Data records.
- - - - -

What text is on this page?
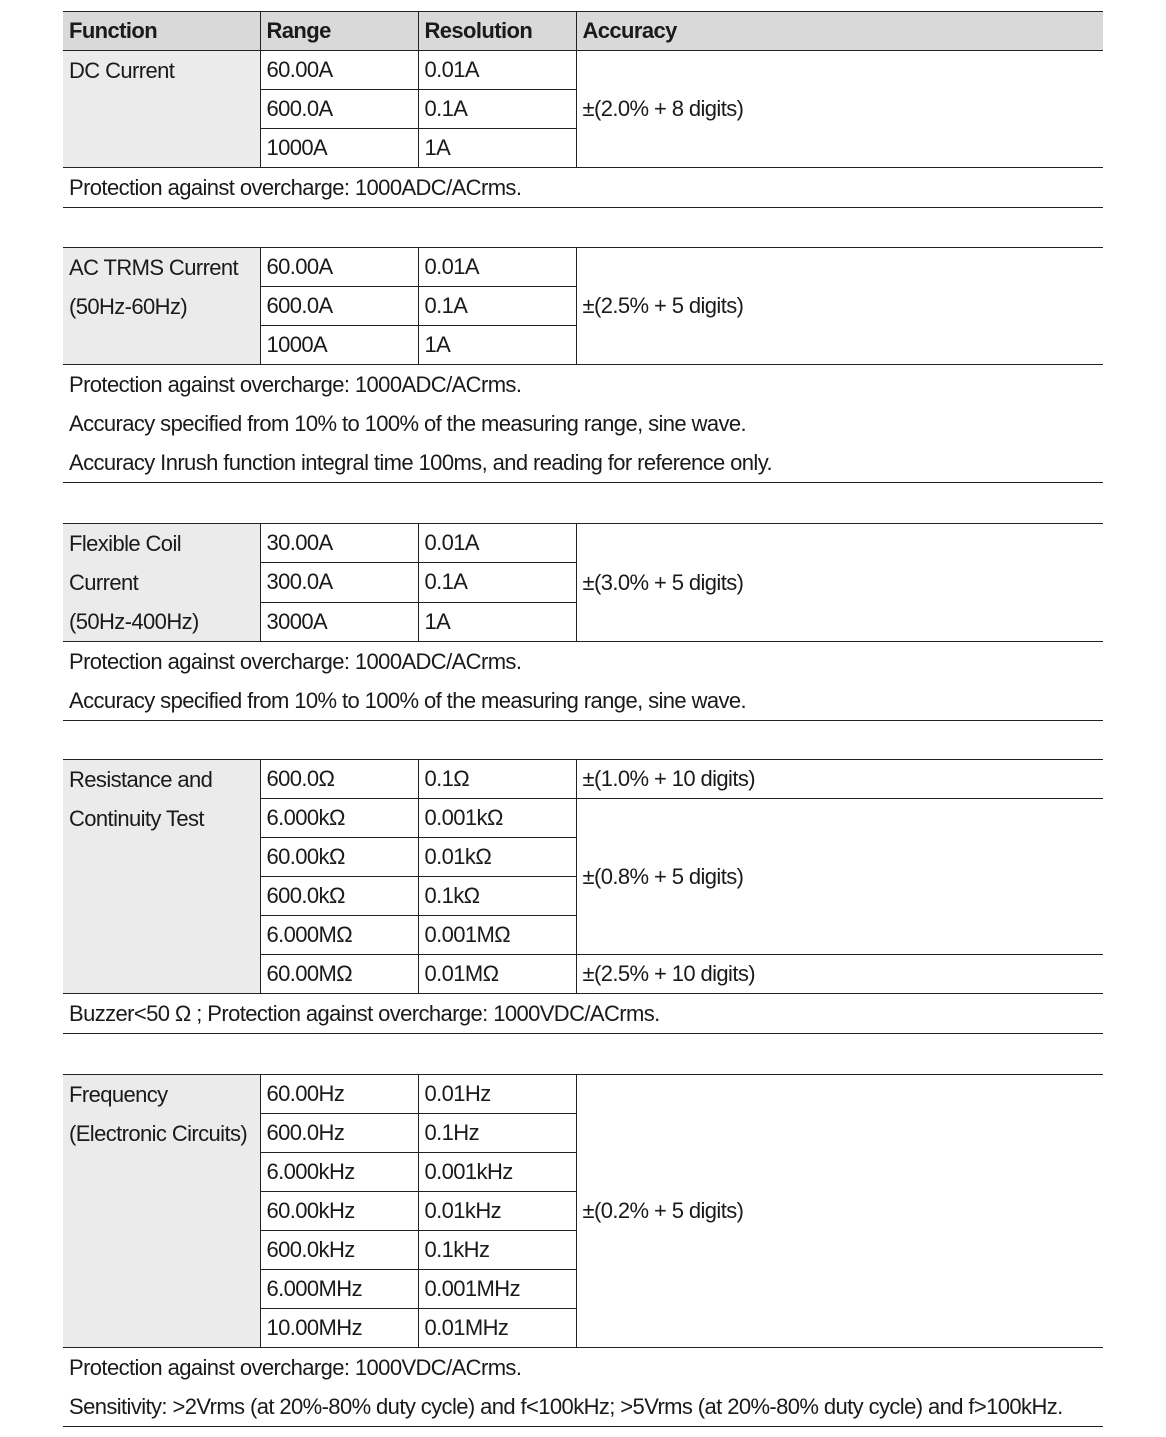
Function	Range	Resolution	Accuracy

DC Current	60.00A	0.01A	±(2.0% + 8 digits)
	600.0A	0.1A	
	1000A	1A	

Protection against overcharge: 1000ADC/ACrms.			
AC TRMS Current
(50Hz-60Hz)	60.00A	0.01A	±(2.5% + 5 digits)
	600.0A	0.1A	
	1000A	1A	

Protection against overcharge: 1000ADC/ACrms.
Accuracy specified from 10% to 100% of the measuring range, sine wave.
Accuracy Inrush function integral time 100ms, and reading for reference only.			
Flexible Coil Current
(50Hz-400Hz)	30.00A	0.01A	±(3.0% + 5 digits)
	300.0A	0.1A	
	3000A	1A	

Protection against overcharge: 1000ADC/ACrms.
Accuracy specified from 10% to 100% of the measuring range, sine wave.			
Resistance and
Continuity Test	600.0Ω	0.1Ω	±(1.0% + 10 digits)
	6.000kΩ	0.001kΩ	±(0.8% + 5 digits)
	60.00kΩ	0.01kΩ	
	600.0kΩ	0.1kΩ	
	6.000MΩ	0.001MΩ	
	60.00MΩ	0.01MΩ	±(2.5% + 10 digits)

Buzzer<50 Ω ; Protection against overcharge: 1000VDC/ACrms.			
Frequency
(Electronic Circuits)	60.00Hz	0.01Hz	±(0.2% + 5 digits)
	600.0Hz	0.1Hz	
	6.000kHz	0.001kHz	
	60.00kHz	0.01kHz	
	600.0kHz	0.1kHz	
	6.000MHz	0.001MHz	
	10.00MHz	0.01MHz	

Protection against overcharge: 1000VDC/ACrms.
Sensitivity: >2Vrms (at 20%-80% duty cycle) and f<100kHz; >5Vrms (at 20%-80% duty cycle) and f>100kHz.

- - - - -

Your objective.
Pictures stay out; repeat all the rest of the records exactly.

Result of the exercise.
What text is on this page?
Function	Range	Resolution	Accuracy

DC Current	60.00A	0.01A	±(2.0% + 8 digits)
	600.0A	0.1A	
	1000A	1A	

Protection against overcharge: 1000ADC/ACrms.			
AC TRMS Current
(50Hz-60Hz)	60.00A	0.01A	±(2.5% + 5 digits)
	600.0A	0.1A	
	1000A	1A	

Protection against overcharge: 1000ADC/ACrms.
Accuracy specified from 10% to 100% of the measuring range, sine wave.
Accuracy Inrush function integral time 100ms, and reading for reference only.			
Flexible Coil Current
(50Hz-400Hz)	30.00A	0.01A	±(3.0% + 5 digits)
	300.0A	0.1A	
	3000A	1A	

Protection against overcharge: 1000ADC/ACrms.
Accuracy specified from 10% to 100% of the measuring range, sine wave.			
Resistance and
Continuity Test	600.0Ω	0.1Ω	±(1.0% + 10 digits)
	6.000kΩ	0.001kΩ	±(0.8% + 5 digits)
	60.00kΩ	0.01kΩ	
	600.0kΩ	0.1kΩ	
	6.000MΩ	0.001MΩ	
	60.00MΩ	0.01MΩ	±(2.5% + 10 digits)

Buzzer<50 Ω ; Protection against overcharge: 1000VDC/ACrms.			
Frequency
(Electronic Circuits)	60.00Hz	0.01Hz	±(0.2% + 5 digits)
	600.0Hz	0.1Hz	
	6.000kHz	0.001kHz	
	60.00kHz	0.01kHz	
	600.0kHz	0.1kHz	
	6.000MHz	0.001MHz	
	10.00MHz	0.01MHz	

Protection against overcharge: 1000VDC/ACrms.
Sensitivity: >2Vrms (at 20%-80% duty cycle) and f<100kHz; >5Vrms (at 20%-80% duty cycle) and f>100kHz.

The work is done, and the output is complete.